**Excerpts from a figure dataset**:
◆ ◆ ◆ ◆

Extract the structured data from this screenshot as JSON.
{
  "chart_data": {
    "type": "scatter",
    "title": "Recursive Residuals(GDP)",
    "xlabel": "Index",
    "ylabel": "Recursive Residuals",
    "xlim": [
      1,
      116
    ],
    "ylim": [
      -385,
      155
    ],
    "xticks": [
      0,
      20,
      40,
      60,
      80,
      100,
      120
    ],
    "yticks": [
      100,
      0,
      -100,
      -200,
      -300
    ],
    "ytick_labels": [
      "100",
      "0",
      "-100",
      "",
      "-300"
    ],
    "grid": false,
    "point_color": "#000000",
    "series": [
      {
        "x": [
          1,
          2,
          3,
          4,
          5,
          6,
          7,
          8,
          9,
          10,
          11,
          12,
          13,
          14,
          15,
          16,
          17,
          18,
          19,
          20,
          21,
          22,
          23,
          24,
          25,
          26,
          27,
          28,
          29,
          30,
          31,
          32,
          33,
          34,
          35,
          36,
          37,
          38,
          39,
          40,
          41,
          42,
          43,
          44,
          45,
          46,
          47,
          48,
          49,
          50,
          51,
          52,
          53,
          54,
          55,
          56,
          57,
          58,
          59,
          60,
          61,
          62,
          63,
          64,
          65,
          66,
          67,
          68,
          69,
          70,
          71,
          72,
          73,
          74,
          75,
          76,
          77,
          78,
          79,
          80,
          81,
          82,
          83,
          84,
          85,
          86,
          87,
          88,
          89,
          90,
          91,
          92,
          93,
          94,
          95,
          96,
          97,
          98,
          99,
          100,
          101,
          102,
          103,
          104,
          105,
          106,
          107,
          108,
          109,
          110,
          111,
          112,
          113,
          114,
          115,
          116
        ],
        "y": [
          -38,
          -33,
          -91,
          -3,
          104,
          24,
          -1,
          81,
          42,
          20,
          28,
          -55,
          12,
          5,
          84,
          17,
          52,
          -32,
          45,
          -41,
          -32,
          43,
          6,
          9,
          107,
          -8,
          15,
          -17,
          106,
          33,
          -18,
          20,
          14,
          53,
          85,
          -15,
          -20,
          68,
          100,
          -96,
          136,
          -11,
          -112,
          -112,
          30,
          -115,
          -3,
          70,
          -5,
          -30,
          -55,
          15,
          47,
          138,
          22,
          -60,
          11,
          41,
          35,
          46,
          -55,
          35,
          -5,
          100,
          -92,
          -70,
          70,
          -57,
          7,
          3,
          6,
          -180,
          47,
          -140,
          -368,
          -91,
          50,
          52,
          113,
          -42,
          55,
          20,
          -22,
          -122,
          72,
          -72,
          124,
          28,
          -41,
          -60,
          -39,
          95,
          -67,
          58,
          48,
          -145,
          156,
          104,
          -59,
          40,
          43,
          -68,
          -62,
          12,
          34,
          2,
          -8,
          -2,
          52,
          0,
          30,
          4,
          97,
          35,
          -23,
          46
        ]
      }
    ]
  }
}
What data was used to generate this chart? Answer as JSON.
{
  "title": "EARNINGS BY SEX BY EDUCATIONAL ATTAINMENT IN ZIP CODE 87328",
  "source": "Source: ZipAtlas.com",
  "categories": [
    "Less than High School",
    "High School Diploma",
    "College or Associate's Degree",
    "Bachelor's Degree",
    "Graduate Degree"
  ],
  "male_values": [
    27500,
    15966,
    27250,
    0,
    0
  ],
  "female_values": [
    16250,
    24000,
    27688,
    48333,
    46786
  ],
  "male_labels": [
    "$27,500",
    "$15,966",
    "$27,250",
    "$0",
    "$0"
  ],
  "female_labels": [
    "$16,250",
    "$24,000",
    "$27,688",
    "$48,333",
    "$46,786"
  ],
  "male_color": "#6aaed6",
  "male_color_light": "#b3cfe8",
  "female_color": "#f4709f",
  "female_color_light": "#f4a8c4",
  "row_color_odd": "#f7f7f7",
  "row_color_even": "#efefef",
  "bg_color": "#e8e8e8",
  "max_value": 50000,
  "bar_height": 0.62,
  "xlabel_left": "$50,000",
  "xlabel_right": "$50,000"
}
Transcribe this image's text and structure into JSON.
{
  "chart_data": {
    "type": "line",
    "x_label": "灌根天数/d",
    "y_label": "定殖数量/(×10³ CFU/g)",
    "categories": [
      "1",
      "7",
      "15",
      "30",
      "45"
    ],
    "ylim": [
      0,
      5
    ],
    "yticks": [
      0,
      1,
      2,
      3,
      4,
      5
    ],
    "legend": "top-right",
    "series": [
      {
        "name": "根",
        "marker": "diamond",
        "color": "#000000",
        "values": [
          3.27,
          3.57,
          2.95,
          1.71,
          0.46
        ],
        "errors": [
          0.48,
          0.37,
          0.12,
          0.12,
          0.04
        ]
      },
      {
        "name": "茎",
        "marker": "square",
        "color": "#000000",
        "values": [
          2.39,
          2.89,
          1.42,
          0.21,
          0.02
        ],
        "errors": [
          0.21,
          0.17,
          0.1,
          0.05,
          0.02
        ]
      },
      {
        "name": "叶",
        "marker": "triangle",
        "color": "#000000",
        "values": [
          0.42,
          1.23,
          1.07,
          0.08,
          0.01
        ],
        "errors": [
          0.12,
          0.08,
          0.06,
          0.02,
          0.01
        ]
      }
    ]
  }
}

◆ ◆ ◆ ◆

**Exercise**: Copy out all of the records shown above exactly.

**Expected output**:
Extract the structured data from this screenshot as JSON.
{
  "chart_data": {
    "type": "scatter",
    "title": "Recursive Residuals(GDP)",
    "xlabel": "Index",
    "ylabel": "Recursive Residuals",
    "xlim": [
      1,
      116
    ],
    "ylim": [
      -385,
      155
    ],
    "xticks": [
      0,
      20,
      40,
      60,
      80,
      100,
      120
    ],
    "yticks": [
      100,
      0,
      -100,
      -200,
      -300
    ],
    "ytick_labels": [
      "100",
      "0",
      "-100",
      "",
      "-300"
    ],
    "grid": false,
    "point_color": "#000000",
    "series": [
      {
        "x": [
          1,
          2,
          3,
          4,
          5,
          6,
          7,
          8,
          9,
          10,
          11,
          12,
          13,
          14,
          15,
          16,
          17,
          18,
          19,
          20,
          21,
          22,
          23,
          24,
          25,
          26,
          27,
          28,
          29,
          30,
          31,
          32,
          33,
          34,
          35,
          36,
          37,
          38,
          39,
          40,
          41,
          42,
          43,
          44,
          45,
          46,
          47,
          48,
          49,
          50,
          51,
          52,
          53,
          54,
          55,
          56,
          57,
          58,
          59,
          60,
          61,
          62,
          63,
          64,
          65,
          66,
          67,
          68,
          69,
          70,
          71,
          72,
          73,
          74,
          75,
          76,
          77,
          78,
          79,
          80,
          81,
          82,
          83,
          84,
          85,
          86,
          87,
          88,
          89,
          90,
          91,
          92,
          93,
          94,
          95,
          96,
          97,
          98,
          99,
          100,
          101,
          102,
          103,
          104,
          105,
          106,
          107,
          108,
          109,
          110,
          111,
          112,
          113,
          114,
          115,
          116
        ],
        "y": [
          -38,
          -33,
          -91,
          -3,
          104,
          24,
          -1,
          81,
          42,
          20,
          28,
          -55,
          12,
          5,
          84,
          17,
          52,
          -32,
          45,
          -41,
          -32,
          43,
          6,
          9,
          107,
          -8,
          15,
          -17,
          106,
          33,
          -18,
          20,
          14,
          53,
          85,
          -15,
          -20,
          68,
          100,
          -96,
          136,
          -11,
          -112,
          -112,
          30,
          -115,
          -3,
          70,
          -5,
          -30,
          -55,
          15,
          47,
          138,
          22,
          -60,
          11,
          41,
          35,
          46,
          -55,
          35,
          -5,
          100,
          -92,
          -70,
          70,
          -57,
          7,
          3,
          6,
          -180,
          47,
          -140,
          -368,
          -91,
          50,
          52,
          113,
          -42,
          55,
          20,
          -22,
          -122,
          72,
          -72,
          124,
          28,
          -41,
          -60,
          -39,
          95,
          -67,
          58,
          48,
          -145,
          156,
          104,
          -59,
          40,
          43,
          -68,
          -62,
          12,
          34,
          2,
          -8,
          -2,
          52,
          0,
          30,
          4,
          97,
          35,
          -23,
          46
        ]
      }
    ]
  }
}
What data was used to generate this chart? Answer as JSON.
{
  "title": "EARNINGS BY SEX BY EDUCATIONAL ATTAINMENT IN ZIP CODE 87328",
  "source": "Source: ZipAtlas.com",
  "categories": [
    "Less than High School",
    "High School Diploma",
    "College or Associate's Degree",
    "Bachelor's Degree",
    "Graduate Degree"
  ],
  "male_values": [
    27500,
    15966,
    27250,
    0,
    0
  ],
  "female_values": [
    16250,
    24000,
    27688,
    48333,
    46786
  ],
  "male_labels": [
    "$27,500",
    "$15,966",
    "$27,250",
    "$0",
    "$0"
  ],
  "female_labels": [
    "$16,250",
    "$24,000",
    "$27,688",
    "$48,333",
    "$46,786"
  ],
  "male_color": "#6aaed6",
  "male_color_light": "#b3cfe8",
  "female_color": "#f4709f",
  "female_color_light": "#f4a8c4",
  "row_color_odd": "#f7f7f7",
  "row_color_even": "#efefef",
  "bg_color": "#e8e8e8",
  "max_value": 50000,
  "bar_height": 0.62,
  "xlabel_left": "$50,000",
  "xlabel_right": "$50,000"
}
Transcribe this image's text and structure into JSON.
{
  "chart_data": {
    "type": "line",
    "x_label": "灌根天数/d",
    "y_label": "定殖数量/(×10³ CFU/g)",
    "categories": [
      "1",
      "7",
      "15",
      "30",
      "45"
    ],
    "ylim": [
      0,
      5
    ],
    "yticks": [
      0,
      1,
      2,
      3,
      4,
      5
    ],
    "legend": "top-right",
    "series": [
      {
        "name": "根",
        "marker": "diamond",
        "color": "#000000",
        "values": [
          3.27,
          3.57,
          2.95,
          1.71,
          0.46
        ],
        "errors": [
          0.48,
          0.37,
          0.12,
          0.12,
          0.04
        ]
      },
      {
        "name": "茎",
        "marker": "square",
        "color": "#000000",
        "values": [
          2.39,
          2.89,
          1.42,
          0.21,
          0.02
        ],
        "errors": [
          0.21,
          0.17,
          0.1,
          0.05,
          0.02
        ]
      },
      {
        "name": "叶",
        "marker": "triangle",
        "color": "#000000",
        "values": [
          0.42,
          1.23,
          1.07,
          0.08,
          0.01
        ],
        "errors": [
          0.12,
          0.08,
          0.06,
          0.02,
          0.01
        ]
      }
    ]
  }
}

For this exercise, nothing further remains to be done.